Some records:
++++++

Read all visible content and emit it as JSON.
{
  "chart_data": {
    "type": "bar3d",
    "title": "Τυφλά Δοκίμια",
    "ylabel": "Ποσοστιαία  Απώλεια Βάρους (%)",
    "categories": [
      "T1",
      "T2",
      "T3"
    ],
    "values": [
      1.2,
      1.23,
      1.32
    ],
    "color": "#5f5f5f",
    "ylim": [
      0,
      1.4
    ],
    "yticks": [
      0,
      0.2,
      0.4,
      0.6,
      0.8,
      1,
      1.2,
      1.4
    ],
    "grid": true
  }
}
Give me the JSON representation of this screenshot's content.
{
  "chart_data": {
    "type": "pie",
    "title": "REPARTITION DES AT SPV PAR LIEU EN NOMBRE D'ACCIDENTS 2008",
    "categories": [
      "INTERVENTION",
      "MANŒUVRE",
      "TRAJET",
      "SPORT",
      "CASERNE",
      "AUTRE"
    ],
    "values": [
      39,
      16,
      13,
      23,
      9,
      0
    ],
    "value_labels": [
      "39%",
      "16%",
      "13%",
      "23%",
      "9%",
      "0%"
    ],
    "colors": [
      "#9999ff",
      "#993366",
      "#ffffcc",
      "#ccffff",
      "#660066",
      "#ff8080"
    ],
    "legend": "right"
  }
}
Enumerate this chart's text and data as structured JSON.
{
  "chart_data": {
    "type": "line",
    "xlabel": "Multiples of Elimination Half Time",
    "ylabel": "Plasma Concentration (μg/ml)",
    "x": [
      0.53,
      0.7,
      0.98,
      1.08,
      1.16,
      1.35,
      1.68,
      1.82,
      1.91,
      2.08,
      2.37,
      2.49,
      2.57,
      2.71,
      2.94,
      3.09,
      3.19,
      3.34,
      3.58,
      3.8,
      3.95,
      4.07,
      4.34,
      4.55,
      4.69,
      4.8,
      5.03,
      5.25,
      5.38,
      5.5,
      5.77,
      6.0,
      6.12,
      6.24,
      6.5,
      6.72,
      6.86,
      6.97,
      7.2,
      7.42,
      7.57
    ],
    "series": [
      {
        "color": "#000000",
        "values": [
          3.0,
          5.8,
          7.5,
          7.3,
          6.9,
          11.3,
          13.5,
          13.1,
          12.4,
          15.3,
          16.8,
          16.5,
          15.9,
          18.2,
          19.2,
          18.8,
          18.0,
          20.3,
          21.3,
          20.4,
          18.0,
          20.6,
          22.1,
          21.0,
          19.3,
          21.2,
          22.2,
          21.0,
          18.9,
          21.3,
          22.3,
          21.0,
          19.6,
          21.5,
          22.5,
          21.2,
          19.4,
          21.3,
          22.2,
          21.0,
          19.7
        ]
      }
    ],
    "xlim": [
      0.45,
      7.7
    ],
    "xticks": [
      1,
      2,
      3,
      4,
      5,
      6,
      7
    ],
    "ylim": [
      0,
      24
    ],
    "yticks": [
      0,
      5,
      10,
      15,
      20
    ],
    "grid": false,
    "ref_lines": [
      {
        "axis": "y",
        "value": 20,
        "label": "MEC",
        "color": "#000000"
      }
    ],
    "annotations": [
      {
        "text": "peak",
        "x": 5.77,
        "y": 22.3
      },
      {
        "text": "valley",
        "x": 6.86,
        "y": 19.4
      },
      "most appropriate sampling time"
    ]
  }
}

++++++

THE EXERCISE ▸ Your task is to pick out every line with the string "ylabel" and copy it.

RESULT ▸
    "ylabel": "Ποσοστιαία  Απώλεια Βάρους (%)",
    "ylabel": "Plasma Concentration (μg/ml)",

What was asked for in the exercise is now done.